**Task details**
Write out the listing exactly as it is given.

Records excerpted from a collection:
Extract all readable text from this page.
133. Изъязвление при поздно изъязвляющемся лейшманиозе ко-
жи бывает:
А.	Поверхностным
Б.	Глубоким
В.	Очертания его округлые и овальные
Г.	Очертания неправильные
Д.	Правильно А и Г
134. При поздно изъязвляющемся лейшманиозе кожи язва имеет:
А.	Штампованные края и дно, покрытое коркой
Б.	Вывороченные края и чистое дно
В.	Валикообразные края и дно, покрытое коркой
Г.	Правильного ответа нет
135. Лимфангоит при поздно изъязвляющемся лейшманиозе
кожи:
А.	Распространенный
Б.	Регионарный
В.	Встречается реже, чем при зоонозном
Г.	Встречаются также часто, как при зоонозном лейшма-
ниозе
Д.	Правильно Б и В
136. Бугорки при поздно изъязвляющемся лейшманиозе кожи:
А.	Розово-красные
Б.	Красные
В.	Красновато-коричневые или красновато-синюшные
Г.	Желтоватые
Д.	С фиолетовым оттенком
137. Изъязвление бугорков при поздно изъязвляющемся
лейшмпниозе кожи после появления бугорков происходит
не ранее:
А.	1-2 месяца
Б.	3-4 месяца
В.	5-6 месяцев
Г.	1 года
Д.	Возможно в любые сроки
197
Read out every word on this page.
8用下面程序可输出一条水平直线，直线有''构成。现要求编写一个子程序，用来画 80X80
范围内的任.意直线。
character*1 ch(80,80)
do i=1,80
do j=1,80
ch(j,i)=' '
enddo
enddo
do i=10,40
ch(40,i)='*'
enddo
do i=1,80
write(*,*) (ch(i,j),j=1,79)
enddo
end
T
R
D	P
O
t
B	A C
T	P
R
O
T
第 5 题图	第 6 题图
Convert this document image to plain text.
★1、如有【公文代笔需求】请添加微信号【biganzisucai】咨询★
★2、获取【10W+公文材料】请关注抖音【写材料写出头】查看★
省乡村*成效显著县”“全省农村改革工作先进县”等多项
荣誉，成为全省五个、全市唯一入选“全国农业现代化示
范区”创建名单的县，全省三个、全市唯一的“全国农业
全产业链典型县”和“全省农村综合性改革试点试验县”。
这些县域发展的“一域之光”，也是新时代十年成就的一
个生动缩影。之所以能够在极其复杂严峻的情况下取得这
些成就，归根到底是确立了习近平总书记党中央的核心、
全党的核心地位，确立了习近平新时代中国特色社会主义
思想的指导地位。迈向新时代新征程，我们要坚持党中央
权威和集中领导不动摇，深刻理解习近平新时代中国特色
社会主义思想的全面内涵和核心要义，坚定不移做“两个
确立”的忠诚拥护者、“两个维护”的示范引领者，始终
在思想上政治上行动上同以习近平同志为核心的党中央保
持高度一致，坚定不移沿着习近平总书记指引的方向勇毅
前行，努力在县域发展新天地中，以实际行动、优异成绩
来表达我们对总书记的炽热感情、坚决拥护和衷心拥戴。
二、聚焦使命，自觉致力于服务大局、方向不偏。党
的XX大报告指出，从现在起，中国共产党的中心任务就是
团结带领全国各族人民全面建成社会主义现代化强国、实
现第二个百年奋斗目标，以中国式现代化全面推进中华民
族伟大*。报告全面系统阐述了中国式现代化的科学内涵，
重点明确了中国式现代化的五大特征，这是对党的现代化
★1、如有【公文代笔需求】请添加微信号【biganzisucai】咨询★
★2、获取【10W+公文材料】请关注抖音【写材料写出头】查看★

**Final result**
Extract all readable text from this page.
133. Изъязвление при поздно изъязвляющемся лейшманиозе ко-
жи бывает:
А.	Поверхностным
Б.	Глубоким
В.	Очертания его округлые и овальные
Г.	Очертания неправильные
Д.	Правильно А и Г
134. При поздно изъязвляющемся лейшманиозе кожи язва имеет:
А.	Штампованные края и дно, покрытое коркой
Б.	Вывороченные края и чистое дно
В.	Валикообразные края и дно, покрытое коркой
Г.	Правильного ответа нет
135. Лимфангоит при поздно изъязвляющемся лейшманиозе
кожи:
А.	Распространенный
Б.	Регионарный
В.	Встречается реже, чем при зоонозном
Г.	Встречаются также часто, как при зоонозном лейшма-
ниозе
Д.	Правильно Б и В
136. Бугорки при поздно изъязвляющемся лейшманиозе кожи:
А.	Розово-красные
Б.	Красные
В.	Красновато-коричневые или красновато-синюшные
Г.	Желтоватые
Д.	С фиолетовым оттенком
137. Изъязвление бугорков при поздно изъязвляющемся
лейшмпниозе кожи после появления бугорков происходит
не ранее:
А.	1-2 месяца
Б.	3-4 месяца
В.	5-6 месяцев
Г.	1 года
Д.	Возможно в любые сроки
197
Read out every word on this page.
8用下面程序可输出一条水平直线，直线有''构成。现要求编写一个子程序，用来画 80X80
范围内的任.意直线。
character*1 ch(80,80)
do i=1,80
do j=1,80
ch(j,i)=' '
enddo
enddo
do i=10,40
ch(40,i)='*'
enddo
do i=1,80
write(*,*) (ch(i,j),j=1,79)
enddo
end
T
R
D	P
O
t
B	A C
T	P
R
O
T
第 5 题图	第 6 题图
Convert this document image to plain text.
★1、如有【公文代笔需求】请添加微信号【biganzisucai】咨询★
★2、获取【10W+公文材料】请关注抖音【写材料写出头】查看★
省乡村*成效显著县”“全省农村改革工作先进县”等多项
荣誉，成为全省五个、全市唯一入选“全国农业现代化示
范区”创建名单的县，全省三个、全市唯一的“全国农业
全产业链典型县”和“全省农村综合性改革试点试验县”。
这些县域发展的“一域之光”，也是新时代十年成就的一
个生动缩影。之所以能够在极其复杂严峻的情况下取得这
些成就，归根到底是确立了习近平总书记党中央的核心、
全党的核心地位，确立了习近平新时代中国特色社会主义
思想的指导地位。迈向新时代新征程，我们要坚持党中央
权威和集中领导不动摇，深刻理解习近平新时代中国特色
社会主义思想的全面内涵和核心要义，坚定不移做“两个
确立”的忠诚拥护者、“两个维护”的示范引领者，始终
在思想上政治上行动上同以习近平同志为核心的党中央保
持高度一致，坚定不移沿着习近平总书记指引的方向勇毅
前行，努力在县域发展新天地中，以实际行动、优异成绩
来表达我们对总书记的炽热感情、坚决拥护和衷心拥戴。
二、聚焦使命，自觉致力于服务大局、方向不偏。党
的XX大报告指出，从现在起，中国共产党的中心任务就是
团结带领全国各族人民全面建成社会主义现代化强国、实
现第二个百年奋斗目标，以中国式现代化全面推进中华民
族伟大*。报告全面系统阐述了中国式现代化的科学内涵，
重点明确了中国式现代化的五大特征，这是对党的现代化
★1、如有【公文代笔需求】请添加微信号【biganzisucai】咨询★
★2、获取【10W+公文材料】请关注抖音【写材料写出头】查看★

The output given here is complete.